• _What is expected_
Lines containing the word "freue" are to be located and copied.

• _Material supplied_
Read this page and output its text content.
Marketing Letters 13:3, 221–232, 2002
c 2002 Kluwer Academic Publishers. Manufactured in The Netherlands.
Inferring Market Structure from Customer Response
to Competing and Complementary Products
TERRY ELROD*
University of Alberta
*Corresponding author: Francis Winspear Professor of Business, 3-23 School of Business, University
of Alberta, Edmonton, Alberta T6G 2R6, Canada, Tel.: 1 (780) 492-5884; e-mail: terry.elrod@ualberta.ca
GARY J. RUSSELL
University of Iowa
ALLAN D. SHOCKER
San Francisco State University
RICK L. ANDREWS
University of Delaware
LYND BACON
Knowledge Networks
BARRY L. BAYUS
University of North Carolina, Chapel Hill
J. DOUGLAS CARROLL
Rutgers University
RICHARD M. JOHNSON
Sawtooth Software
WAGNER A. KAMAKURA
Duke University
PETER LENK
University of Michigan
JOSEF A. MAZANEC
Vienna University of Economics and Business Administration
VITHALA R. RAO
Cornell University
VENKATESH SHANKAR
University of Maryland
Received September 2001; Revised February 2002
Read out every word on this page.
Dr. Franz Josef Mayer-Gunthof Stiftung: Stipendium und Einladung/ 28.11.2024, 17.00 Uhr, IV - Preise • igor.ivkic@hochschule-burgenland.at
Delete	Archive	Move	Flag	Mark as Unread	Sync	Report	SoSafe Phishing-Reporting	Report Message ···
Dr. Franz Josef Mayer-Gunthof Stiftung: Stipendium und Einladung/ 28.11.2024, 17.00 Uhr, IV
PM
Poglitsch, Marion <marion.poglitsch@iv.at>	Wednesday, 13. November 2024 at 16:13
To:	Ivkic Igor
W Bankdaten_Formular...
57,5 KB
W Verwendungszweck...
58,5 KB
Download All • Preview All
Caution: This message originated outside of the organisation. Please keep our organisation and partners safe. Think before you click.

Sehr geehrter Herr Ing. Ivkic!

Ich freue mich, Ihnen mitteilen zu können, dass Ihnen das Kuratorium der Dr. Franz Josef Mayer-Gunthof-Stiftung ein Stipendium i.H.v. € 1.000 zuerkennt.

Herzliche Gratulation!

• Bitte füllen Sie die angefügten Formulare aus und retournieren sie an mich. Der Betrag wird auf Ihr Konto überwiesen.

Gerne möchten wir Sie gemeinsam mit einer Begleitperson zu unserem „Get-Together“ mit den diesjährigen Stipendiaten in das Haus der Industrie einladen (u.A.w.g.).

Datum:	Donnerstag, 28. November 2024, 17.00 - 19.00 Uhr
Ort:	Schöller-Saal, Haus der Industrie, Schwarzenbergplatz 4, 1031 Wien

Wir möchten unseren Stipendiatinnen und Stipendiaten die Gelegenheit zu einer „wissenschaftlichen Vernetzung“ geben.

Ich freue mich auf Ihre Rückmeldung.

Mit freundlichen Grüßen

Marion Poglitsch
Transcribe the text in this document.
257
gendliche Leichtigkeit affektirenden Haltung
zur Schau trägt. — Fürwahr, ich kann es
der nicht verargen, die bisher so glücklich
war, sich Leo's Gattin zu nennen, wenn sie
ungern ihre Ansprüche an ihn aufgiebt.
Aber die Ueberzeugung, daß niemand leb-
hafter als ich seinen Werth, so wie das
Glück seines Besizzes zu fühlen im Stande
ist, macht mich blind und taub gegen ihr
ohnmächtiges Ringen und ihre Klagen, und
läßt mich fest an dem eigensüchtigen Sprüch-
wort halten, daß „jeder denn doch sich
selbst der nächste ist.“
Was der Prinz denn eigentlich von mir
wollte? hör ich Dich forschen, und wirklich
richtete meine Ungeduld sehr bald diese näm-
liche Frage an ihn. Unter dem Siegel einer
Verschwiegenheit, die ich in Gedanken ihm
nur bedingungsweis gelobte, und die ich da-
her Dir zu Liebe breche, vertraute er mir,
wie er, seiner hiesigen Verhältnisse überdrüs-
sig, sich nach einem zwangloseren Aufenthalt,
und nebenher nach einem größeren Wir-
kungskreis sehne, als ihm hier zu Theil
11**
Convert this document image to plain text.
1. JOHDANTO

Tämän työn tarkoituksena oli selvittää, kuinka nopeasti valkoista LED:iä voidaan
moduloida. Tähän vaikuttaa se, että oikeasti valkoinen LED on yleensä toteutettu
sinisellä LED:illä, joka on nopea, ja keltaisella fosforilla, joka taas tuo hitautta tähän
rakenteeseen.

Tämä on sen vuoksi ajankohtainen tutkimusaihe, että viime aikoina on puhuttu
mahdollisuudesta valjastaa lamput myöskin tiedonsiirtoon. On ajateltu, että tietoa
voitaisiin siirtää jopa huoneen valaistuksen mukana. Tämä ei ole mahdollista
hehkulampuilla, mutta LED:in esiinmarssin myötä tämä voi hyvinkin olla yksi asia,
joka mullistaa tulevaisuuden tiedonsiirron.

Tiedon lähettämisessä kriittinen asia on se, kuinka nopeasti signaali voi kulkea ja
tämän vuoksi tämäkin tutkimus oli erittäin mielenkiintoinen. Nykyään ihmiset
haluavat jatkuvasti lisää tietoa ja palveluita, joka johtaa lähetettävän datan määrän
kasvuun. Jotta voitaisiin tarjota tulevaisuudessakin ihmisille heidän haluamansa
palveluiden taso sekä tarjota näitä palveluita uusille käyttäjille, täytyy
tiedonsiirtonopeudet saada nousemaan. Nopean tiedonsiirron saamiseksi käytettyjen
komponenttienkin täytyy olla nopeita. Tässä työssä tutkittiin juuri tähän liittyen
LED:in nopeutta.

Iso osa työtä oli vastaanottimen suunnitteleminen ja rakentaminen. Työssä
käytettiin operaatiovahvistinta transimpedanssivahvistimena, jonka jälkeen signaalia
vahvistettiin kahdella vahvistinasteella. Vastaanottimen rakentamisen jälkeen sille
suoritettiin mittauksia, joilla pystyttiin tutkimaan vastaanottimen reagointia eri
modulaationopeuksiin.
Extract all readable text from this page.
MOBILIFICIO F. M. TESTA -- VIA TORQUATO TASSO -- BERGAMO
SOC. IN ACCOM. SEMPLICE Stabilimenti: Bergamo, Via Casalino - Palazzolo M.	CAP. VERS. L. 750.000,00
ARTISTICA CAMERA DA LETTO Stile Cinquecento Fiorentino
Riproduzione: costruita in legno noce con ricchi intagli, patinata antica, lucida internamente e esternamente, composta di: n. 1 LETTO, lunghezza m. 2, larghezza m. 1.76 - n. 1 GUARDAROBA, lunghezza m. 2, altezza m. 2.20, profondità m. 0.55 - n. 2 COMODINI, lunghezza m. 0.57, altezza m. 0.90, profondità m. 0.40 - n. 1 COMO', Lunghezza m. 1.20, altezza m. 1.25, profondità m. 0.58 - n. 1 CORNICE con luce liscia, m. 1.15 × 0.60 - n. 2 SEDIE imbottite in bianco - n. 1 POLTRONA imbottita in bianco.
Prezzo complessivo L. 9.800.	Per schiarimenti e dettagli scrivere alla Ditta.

• _Solution to this problem_
Ich freue mich, Ihnen mitteilen zu können, dass Ihnen das Kuratorium der Dr. Franz Josef Mayer-Gunthof-Stiftung ein Stipendium i.H.v. € 1.000 zuerkennt.
Ich freue mich auf Ihre Rückmeldung.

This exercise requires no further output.